== Goal ==
Beneath this task is a listing; retype all of it exactly.

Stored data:
↓

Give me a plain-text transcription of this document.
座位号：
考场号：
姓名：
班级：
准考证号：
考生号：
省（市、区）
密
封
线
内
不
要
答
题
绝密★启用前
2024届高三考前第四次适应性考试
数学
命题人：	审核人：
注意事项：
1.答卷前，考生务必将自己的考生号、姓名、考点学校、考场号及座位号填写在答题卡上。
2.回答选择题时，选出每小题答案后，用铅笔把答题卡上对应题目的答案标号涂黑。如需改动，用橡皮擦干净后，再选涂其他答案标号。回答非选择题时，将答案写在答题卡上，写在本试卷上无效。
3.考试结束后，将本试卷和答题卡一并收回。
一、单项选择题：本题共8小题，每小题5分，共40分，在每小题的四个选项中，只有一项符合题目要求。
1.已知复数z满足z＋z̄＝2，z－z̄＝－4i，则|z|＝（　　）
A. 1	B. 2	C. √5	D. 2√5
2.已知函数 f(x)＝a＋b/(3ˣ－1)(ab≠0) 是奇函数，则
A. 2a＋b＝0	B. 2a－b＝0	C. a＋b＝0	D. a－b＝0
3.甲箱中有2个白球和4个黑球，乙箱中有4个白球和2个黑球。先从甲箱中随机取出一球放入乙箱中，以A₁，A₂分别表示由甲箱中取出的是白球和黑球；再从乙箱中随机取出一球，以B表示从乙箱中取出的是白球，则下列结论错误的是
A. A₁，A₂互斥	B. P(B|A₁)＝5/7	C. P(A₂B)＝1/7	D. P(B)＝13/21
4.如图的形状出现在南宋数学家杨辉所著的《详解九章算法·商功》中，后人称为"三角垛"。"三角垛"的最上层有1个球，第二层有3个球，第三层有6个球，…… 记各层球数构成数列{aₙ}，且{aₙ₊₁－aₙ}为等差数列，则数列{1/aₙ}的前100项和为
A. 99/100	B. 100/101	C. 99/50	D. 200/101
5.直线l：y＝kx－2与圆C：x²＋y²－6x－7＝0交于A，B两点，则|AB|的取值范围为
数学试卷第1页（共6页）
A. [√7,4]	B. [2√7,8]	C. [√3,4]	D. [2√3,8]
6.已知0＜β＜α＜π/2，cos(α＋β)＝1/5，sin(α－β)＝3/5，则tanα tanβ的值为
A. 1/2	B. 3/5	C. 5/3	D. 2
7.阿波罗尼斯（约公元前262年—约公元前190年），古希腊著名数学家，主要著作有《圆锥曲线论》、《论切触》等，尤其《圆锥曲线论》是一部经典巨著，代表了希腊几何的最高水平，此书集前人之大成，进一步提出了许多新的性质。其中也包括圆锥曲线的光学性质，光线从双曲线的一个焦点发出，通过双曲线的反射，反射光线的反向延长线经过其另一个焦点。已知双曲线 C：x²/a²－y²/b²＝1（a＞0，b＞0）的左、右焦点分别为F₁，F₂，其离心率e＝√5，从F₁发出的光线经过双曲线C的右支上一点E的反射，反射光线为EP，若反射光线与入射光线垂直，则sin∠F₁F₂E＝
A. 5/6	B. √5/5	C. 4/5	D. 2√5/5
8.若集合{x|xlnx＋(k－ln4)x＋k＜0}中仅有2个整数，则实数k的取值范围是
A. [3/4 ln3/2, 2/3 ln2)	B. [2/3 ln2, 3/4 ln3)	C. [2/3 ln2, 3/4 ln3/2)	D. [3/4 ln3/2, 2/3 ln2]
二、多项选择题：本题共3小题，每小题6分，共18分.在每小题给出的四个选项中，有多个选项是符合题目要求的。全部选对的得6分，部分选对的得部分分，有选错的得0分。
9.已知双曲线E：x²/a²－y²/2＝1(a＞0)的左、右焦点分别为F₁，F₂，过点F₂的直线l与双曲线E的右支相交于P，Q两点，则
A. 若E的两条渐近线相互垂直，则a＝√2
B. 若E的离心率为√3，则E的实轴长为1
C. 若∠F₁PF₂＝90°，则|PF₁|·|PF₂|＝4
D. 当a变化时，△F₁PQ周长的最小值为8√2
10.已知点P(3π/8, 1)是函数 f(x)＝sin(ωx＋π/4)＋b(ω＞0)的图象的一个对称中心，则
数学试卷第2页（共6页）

↑

== Result of this exercise ==
Give me a plain-text transcription of this document.
座位号：
考场号：
姓名：
班级：
准考证号：
考生号：
省（市、区）
密
封
线
内
不
要
答
题
绝密★启用前
2024届高三考前第四次适应性考试
数学
命题人：	审核人：
注意事项：
1.答卷前，考生务必将自己的考生号、姓名、考点学校、考场号及座位号填写在答题卡上。
2.回答选择题时，选出每小题答案后，用铅笔把答题卡上对应题目的答案标号涂黑。如需改动，用橡皮擦干净后，再选涂其他答案标号。回答非选择题时，将答案写在答题卡上，写在本试卷上无效。
3.考试结束后，将本试卷和答题卡一并收回。
一、单项选择题：本题共8小题，每小题5分，共40分，在每小题的四个选项中，只有一项符合题目要求。
1.已知复数z满足z＋z̄＝2，z－z̄＝－4i，则|z|＝（　　）
A. 1	B. 2	C. √5	D. 2√5
2.已知函数 f(x)＝a＋b/(3ˣ－1)(ab≠0) 是奇函数，则
A. 2a＋b＝0	B. 2a－b＝0	C. a＋b＝0	D. a－b＝0
3.甲箱中有2个白球和4个黑球，乙箱中有4个白球和2个黑球。先从甲箱中随机取出一球放入乙箱中，以A₁，A₂分别表示由甲箱中取出的是白球和黑球；再从乙箱中随机取出一球，以B表示从乙箱中取出的是白球，则下列结论错误的是
A. A₁，A₂互斥	B. P(B|A₁)＝5/7	C. P(A₂B)＝1/7	D. P(B)＝13/21
4.如图的形状出现在南宋数学家杨辉所著的《详解九章算法·商功》中，后人称为"三角垛"。"三角垛"的最上层有1个球，第二层有3个球，第三层有6个球，…… 记各层球数构成数列{aₙ}，且{aₙ₊₁－aₙ}为等差数列，则数列{1/aₙ}的前100项和为
A. 99/100	B. 100/101	C. 99/50	D. 200/101
5.直线l：y＝kx－2与圆C：x²＋y²－6x－7＝0交于A，B两点，则|AB|的取值范围为
数学试卷第1页（共6页）
A. [√7,4]	B. [2√7,8]	C. [√3,4]	D. [2√3,8]
6.已知0＜β＜α＜π/2，cos(α＋β)＝1/5，sin(α－β)＝3/5，则tanα tanβ的值为
A. 1/2	B. 3/5	C. 5/3	D. 2
7.阿波罗尼斯（约公元前262年—约公元前190年），古希腊著名数学家，主要著作有《圆锥曲线论》、《论切触》等，尤其《圆锥曲线论》是一部经典巨著，代表了希腊几何的最高水平，此书集前人之大成，进一步提出了许多新的性质。其中也包括圆锥曲线的光学性质，光线从双曲线的一个焦点发出，通过双曲线的反射，反射光线的反向延长线经过其另一个焦点。已知双曲线 C：x²/a²－y²/b²＝1（a＞0，b＞0）的左、右焦点分别为F₁，F₂，其离心率e＝√5，从F₁发出的光线经过双曲线C的右支上一点E的反射，反射光线为EP，若反射光线与入射光线垂直，则sin∠F₁F₂E＝
A. 5/6	B. √5/5	C. 4/5	D. 2√5/5
8.若集合{x|xlnx＋(k－ln4)x＋k＜0}中仅有2个整数，则实数k的取值范围是
A. [3/4 ln3/2, 2/3 ln2)	B. [2/3 ln2, 3/4 ln3)	C. [2/3 ln2, 3/4 ln3/2)	D. [3/4 ln3/2, 2/3 ln2]
二、多项选择题：本题共3小题，每小题6分，共18分.在每小题给出的四个选项中，有多个选项是符合题目要求的。全部选对的得6分，部分选对的得部分分，有选错的得0分。
9.已知双曲线E：x²/a²－y²/2＝1(a＞0)的左、右焦点分别为F₁，F₂，过点F₂的直线l与双曲线E的右支相交于P，Q两点，则
A. 若E的两条渐近线相互垂直，则a＝√2
B. 若E的离心率为√3，则E的实轴长为1
C. 若∠F₁PF₂＝90°，则|PF₁|·|PF₂|＝4
D. 当a变化时，△F₁PQ周长的最小值为8√2
10.已知点P(3π/8, 1)是函数 f(x)＝sin(ωx＋π/4)＋b(ω＞0)的图象的一个对称中心，则
数学试卷第2页（共6页）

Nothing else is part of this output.